Provided material:
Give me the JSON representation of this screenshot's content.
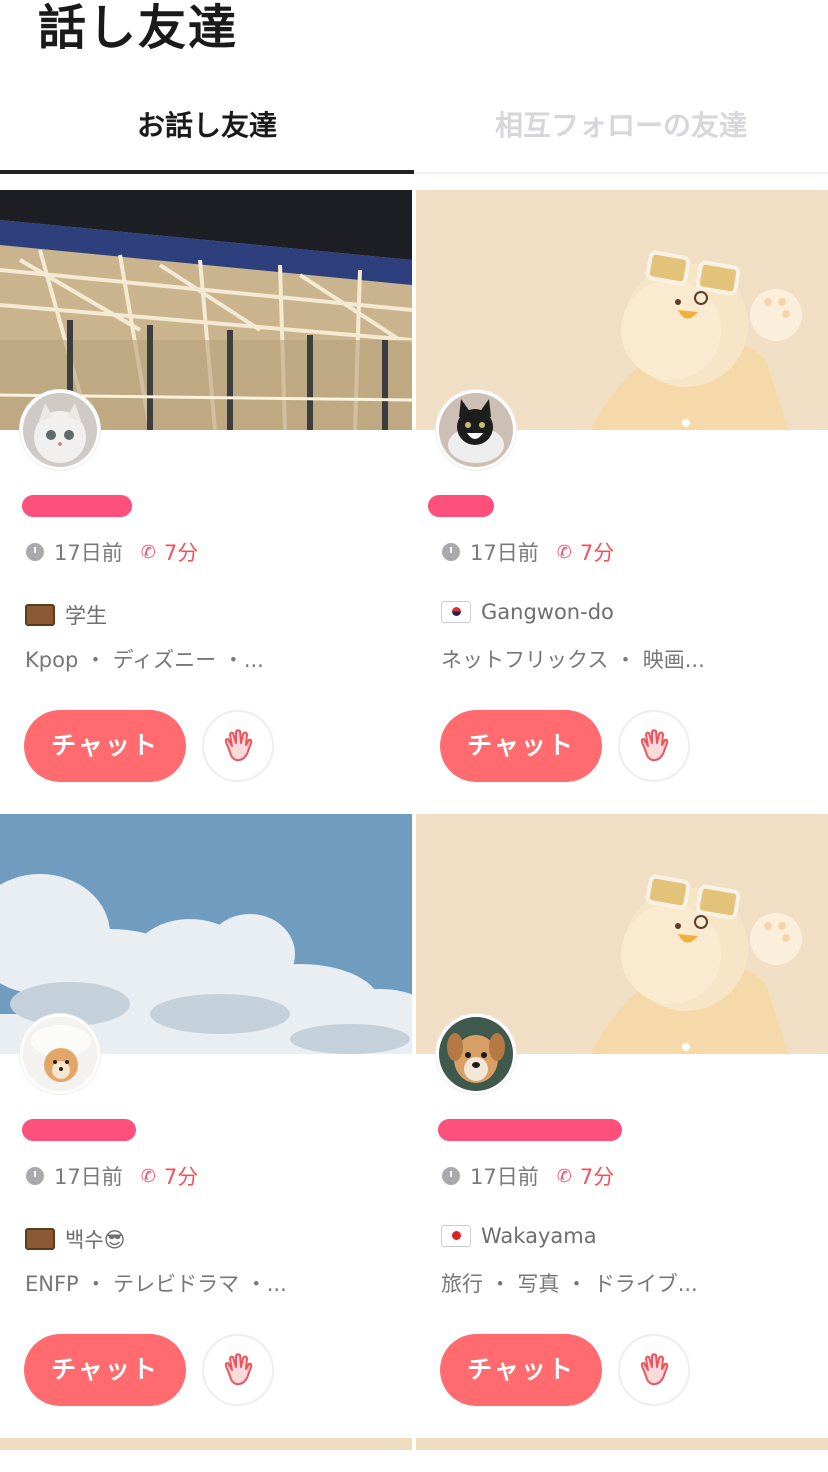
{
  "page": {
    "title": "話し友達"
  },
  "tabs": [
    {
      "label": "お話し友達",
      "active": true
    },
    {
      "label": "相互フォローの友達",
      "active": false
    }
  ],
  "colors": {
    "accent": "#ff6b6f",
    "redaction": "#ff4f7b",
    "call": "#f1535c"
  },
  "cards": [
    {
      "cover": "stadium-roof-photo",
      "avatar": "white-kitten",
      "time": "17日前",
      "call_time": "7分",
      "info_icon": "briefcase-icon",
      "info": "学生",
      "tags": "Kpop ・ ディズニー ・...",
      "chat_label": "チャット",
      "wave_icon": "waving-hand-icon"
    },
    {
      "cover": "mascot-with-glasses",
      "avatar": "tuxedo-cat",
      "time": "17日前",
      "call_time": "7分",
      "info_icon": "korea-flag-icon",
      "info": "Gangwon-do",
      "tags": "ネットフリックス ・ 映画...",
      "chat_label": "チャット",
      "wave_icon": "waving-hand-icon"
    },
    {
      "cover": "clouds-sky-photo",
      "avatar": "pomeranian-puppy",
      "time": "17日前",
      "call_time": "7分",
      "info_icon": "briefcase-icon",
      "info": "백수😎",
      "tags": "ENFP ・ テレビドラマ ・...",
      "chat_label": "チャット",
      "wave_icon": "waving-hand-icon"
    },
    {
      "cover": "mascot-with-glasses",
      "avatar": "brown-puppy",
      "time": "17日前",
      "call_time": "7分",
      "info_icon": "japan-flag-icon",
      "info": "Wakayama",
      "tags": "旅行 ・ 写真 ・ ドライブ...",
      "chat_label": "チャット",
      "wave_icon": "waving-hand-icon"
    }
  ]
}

...

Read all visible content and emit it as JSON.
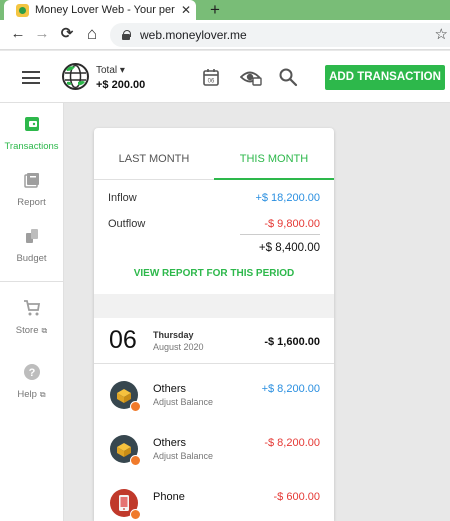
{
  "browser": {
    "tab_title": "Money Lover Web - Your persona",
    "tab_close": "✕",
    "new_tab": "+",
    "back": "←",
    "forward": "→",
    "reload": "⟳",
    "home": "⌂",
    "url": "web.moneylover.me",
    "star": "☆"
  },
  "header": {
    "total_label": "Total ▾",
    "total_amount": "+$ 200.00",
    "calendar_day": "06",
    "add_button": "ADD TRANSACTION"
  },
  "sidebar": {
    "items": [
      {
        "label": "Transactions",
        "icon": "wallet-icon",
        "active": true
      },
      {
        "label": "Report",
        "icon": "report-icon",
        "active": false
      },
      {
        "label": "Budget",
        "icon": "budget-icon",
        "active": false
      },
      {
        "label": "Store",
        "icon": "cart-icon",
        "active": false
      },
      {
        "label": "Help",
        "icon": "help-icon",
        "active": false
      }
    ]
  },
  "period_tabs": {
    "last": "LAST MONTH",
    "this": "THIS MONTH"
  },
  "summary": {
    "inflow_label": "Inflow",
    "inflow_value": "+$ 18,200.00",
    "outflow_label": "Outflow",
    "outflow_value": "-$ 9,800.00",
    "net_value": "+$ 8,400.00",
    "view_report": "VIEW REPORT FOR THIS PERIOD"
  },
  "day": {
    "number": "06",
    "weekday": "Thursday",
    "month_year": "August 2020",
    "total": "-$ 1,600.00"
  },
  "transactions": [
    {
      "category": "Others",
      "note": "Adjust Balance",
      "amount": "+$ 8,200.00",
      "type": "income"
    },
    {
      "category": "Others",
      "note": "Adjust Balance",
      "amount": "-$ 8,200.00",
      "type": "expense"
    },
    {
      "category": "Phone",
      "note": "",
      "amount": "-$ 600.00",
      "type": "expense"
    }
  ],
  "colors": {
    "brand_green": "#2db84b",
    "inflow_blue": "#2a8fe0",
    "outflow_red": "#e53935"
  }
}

To do: Copy and report every line where the word "cover" is present.

Complete output:
      "cover": "stadium-roof-photo",
      "cover": "mascot-with-glasses",
      "cover": "clouds-sky-photo",
      "cover": "mascot-with-glasses",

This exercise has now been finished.